# Problem description:
In the listing below, identify each line with the word "this" and return those lines.

# Records shown:
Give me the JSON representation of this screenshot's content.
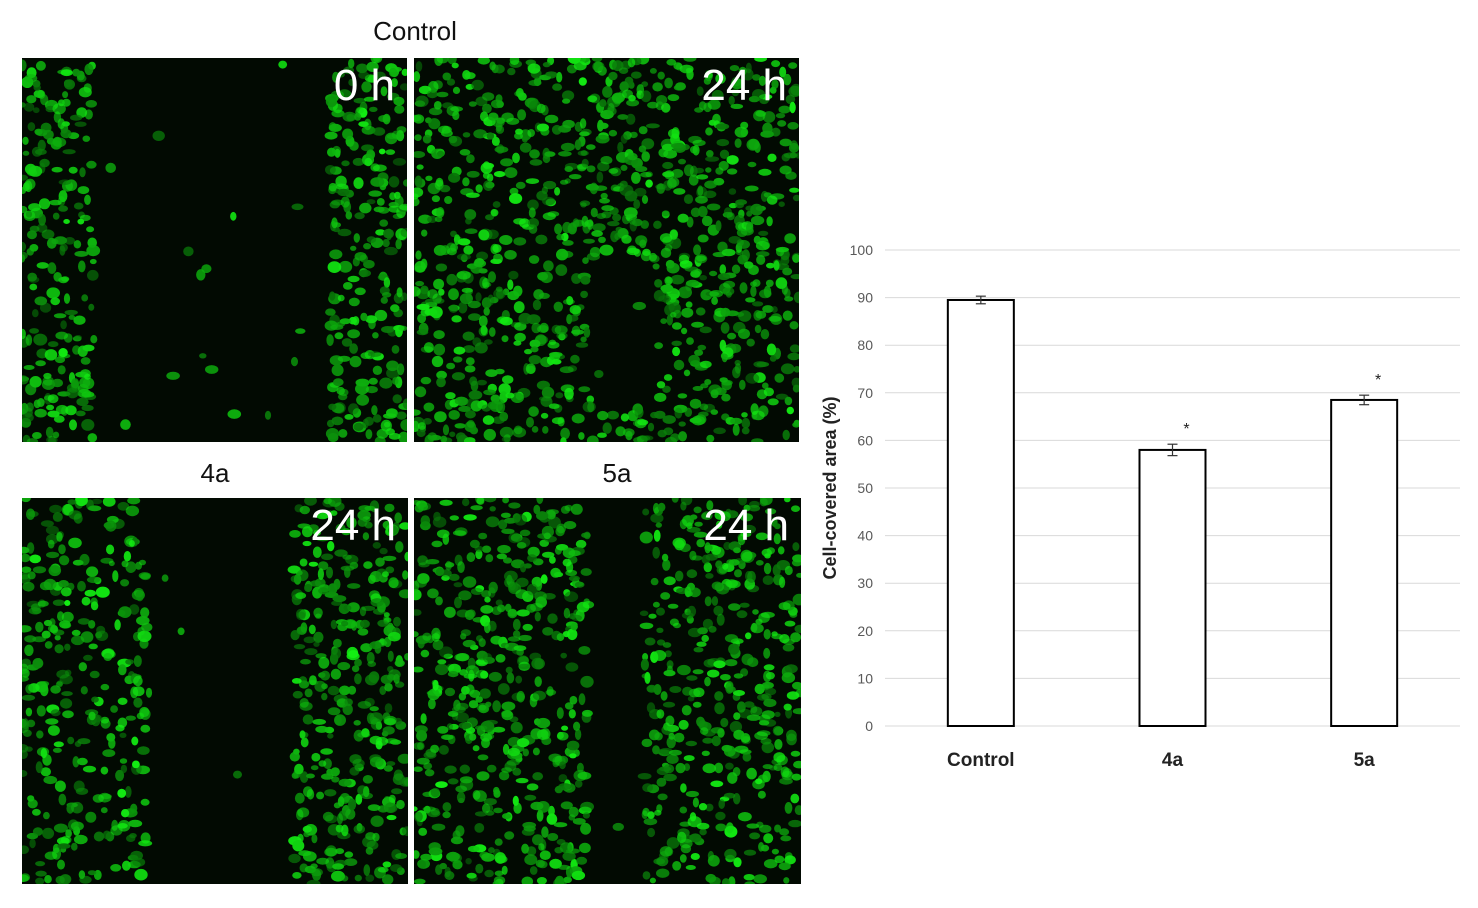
{
  "figure": {
    "panel_labels": {
      "control": "Control",
      "p4a": "4a",
      "p5a": "5a"
    },
    "time_labels": {
      "control_0": "0 h",
      "control_24": "24 h",
      "p4a_24": "24 h",
      "p5a_24": "24 h"
    },
    "colors": {
      "fluorescence": "#22cc22",
      "background": "#020a02"
    }
  },
  "chart_data": {
    "type": "bar",
    "categories": [
      "Control",
      "4a",
      "5a"
    ],
    "values": [
      89.5,
      58,
      68.5
    ],
    "errors": [
      0.8,
      1.2,
      1.0
    ],
    "significance": [
      "",
      "*",
      "*"
    ],
    "title": "",
    "xlabel": "",
    "ylabel": "Cell-covered area (%)",
    "ylim": [
      0,
      100
    ],
    "yticks": [
      0,
      10,
      20,
      30,
      40,
      50,
      60,
      70,
      80,
      90,
      100
    ],
    "grid": true,
    "bar_fill": "#ffffff",
    "bar_stroke": "#000000"
  }
}
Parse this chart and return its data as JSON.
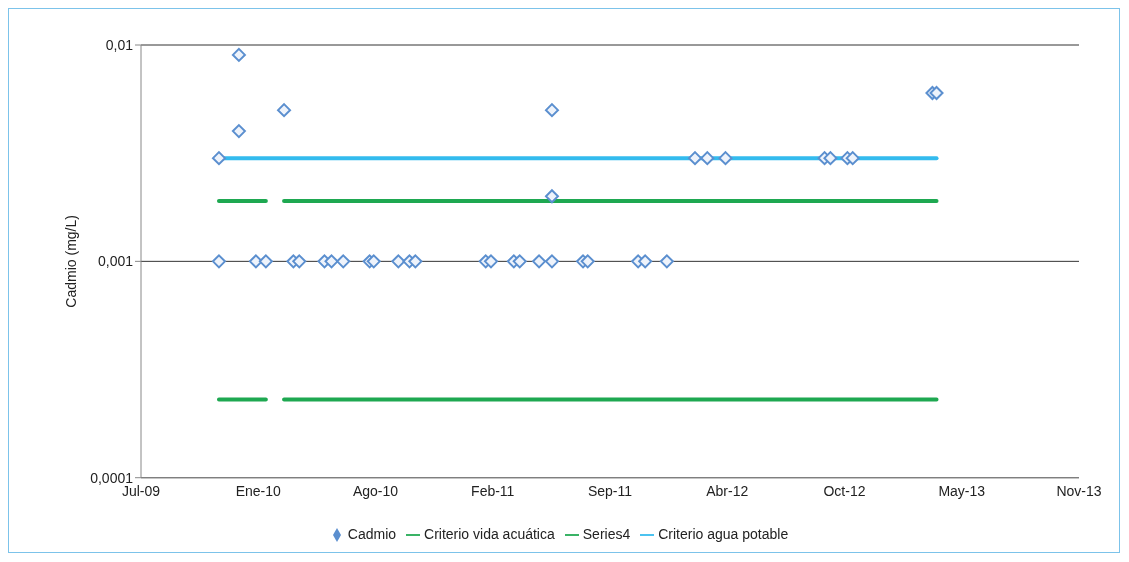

# Finished exercise:
Give me the JSON representation of this screenshot's content.
Parse this chart and return its data as JSON.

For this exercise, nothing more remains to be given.